··· Records supplied

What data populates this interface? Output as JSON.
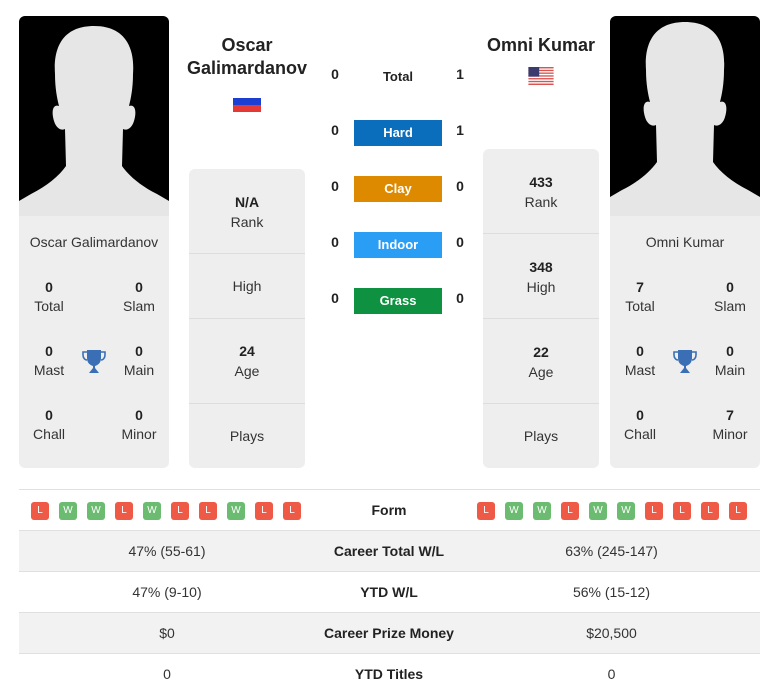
{
  "players": {
    "left": {
      "name": "Oscar Galimardanov",
      "title_line1": "Oscar",
      "title_line2": "Galimardanov",
      "country_flag": "russia-flag",
      "titles": {
        "total": {
          "value": "0",
          "label": "Total"
        },
        "slam": {
          "value": "0",
          "label": "Slam"
        },
        "mast": {
          "value": "0",
          "label": "Mast"
        },
        "main": {
          "value": "0",
          "label": "Main"
        },
        "chall": {
          "value": "0",
          "label": "Chall"
        },
        "minor": {
          "value": "0",
          "label": "Minor"
        }
      },
      "info": {
        "rank": {
          "value": "N/A",
          "label": "Rank"
        },
        "high": {
          "value": "",
          "label": "High"
        },
        "age": {
          "value": "24",
          "label": "Age"
        },
        "plays": {
          "value": "",
          "label": "Plays"
        }
      },
      "form": [
        "L",
        "W",
        "W",
        "L",
        "W",
        "L",
        "L",
        "W",
        "L",
        "L"
      ]
    },
    "right": {
      "name": "Omni Kumar",
      "title_line1": "Omni Kumar",
      "country_flag": "usa-flag",
      "titles": {
        "total": {
          "value": "7",
          "label": "Total"
        },
        "slam": {
          "value": "0",
          "label": "Slam"
        },
        "mast": {
          "value": "0",
          "label": "Mast"
        },
        "main": {
          "value": "0",
          "label": "Main"
        },
        "chall": {
          "value": "0",
          "label": "Chall"
        },
        "minor": {
          "value": "7",
          "label": "Minor"
        }
      },
      "info": {
        "rank": {
          "value": "433",
          "label": "Rank"
        },
        "high": {
          "value": "348",
          "label": "High"
        },
        "age": {
          "value": "22",
          "label": "Age"
        },
        "plays": {
          "value": "",
          "label": "Plays"
        }
      },
      "form": [
        "L",
        "W",
        "W",
        "L",
        "W",
        "W",
        "L",
        "L",
        "L",
        "L"
      ]
    }
  },
  "h2h": [
    {
      "label": "Total",
      "left": "0",
      "right": "1",
      "color": null
    },
    {
      "label": "Hard",
      "left": "0",
      "right": "1",
      "color": "#0a6ebd"
    },
    {
      "label": "Clay",
      "left": "0",
      "right": "0",
      "color": "#dd8a00"
    },
    {
      "label": "Indoor",
      "left": "0",
      "right": "0",
      "color": "#2a9df4"
    },
    {
      "label": "Grass",
      "left": "0",
      "right": "0",
      "color": "#0e9140"
    }
  ],
  "stats": {
    "form_label": "Form",
    "rows": [
      {
        "label": "Career Total W/L",
        "left": "47% (55-61)",
        "right": "63% (245-147)"
      },
      {
        "label": "YTD W/L",
        "left": "47% (9-10)",
        "right": "56% (15-12)"
      },
      {
        "label": "Career Prize Money",
        "left": "$0",
        "right": "$20,500"
      },
      {
        "label": "YTD Titles",
        "left": "0",
        "right": "0"
      }
    ]
  },
  "colors": {
    "win": "#6bbb70",
    "loss": "#ee5a45",
    "trophy": "#3a6fb5",
    "card_bg": "#eeeeee"
  }
}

······

**Exercise objective**
Write out all the entries word for word, but skip any images.

**Answer in full**
What data populates this interface? Output as JSON.
{
  "players": {
    "left": {
      "name": "Oscar Galimardanov",
      "title_line1": "Oscar",
      "title_line2": "Galimardanov",
      "country_flag": "russia-flag",
      "titles": {
        "total": {
          "value": "0",
          "label": "Total"
        },
        "slam": {
          "value": "0",
          "label": "Slam"
        },
        "mast": {
          "value": "0",
          "label": "Mast"
        },
        "main": {
          "value": "0",
          "label": "Main"
        },
        "chall": {
          "value": "0",
          "label": "Chall"
        },
        "minor": {
          "value": "0",
          "label": "Minor"
        }
      },
      "info": {
        "rank": {
          "value": "N/A",
          "label": "Rank"
        },
        "high": {
          "value": "",
          "label": "High"
        },
        "age": {
          "value": "24",
          "label": "Age"
        },
        "plays": {
          "value": "",
          "label": "Plays"
        }
      },
      "form": [
        "L",
        "W",
        "W",
        "L",
        "W",
        "L",
        "L",
        "W",
        "L",
        "L"
      ]
    },
    "right": {
      "name": "Omni Kumar",
      "title_line1": "Omni Kumar",
      "country_flag": "usa-flag",
      "titles": {
        "total": {
          "value": "7",
          "label": "Total"
        },
        "slam": {
          "value": "0",
          "label": "Slam"
        },
        "mast": {
          "value": "0",
          "label": "Mast"
        },
        "main": {
          "value": "0",
          "label": "Main"
        },
        "chall": {
          "value": "0",
          "label": "Chall"
        },
        "minor": {
          "value": "7",
          "label": "Minor"
        }
      },
      "info": {
        "rank": {
          "value": "433",
          "label": "Rank"
        },
        "high": {
          "value": "348",
          "label": "High"
        },
        "age": {
          "value": "22",
          "label": "Age"
        },
        "plays": {
          "value": "",
          "label": "Plays"
        }
      },
      "form": [
        "L",
        "W",
        "W",
        "L",
        "W",
        "W",
        "L",
        "L",
        "L",
        "L"
      ]
    }
  },
  "h2h": [
    {
      "label": "Total",
      "left": "0",
      "right": "1",
      "color": null
    },
    {
      "label": "Hard",
      "left": "0",
      "right": "1",
      "color": "#0a6ebd"
    },
    {
      "label": "Clay",
      "left": "0",
      "right": "0",
      "color": "#dd8a00"
    },
    {
      "label": "Indoor",
      "left": "0",
      "right": "0",
      "color": "#2a9df4"
    },
    {
      "label": "Grass",
      "left": "0",
      "right": "0",
      "color": "#0e9140"
    }
  ],
  "stats": {
    "form_label": "Form",
    "rows": [
      {
        "label": "Career Total W/L",
        "left": "47% (55-61)",
        "right": "63% (245-147)"
      },
      {
        "label": "YTD W/L",
        "left": "47% (9-10)",
        "right": "56% (15-12)"
      },
      {
        "label": "Career Prize Money",
        "left": "$0",
        "right": "$20,500"
      },
      {
        "label": "YTD Titles",
        "left": "0",
        "right": "0"
      }
    ]
  },
  "colors": {
    "win": "#6bbb70",
    "loss": "#ee5a45",
    "trophy": "#3a6fb5",
    "card_bg": "#eeeeee"
  }
}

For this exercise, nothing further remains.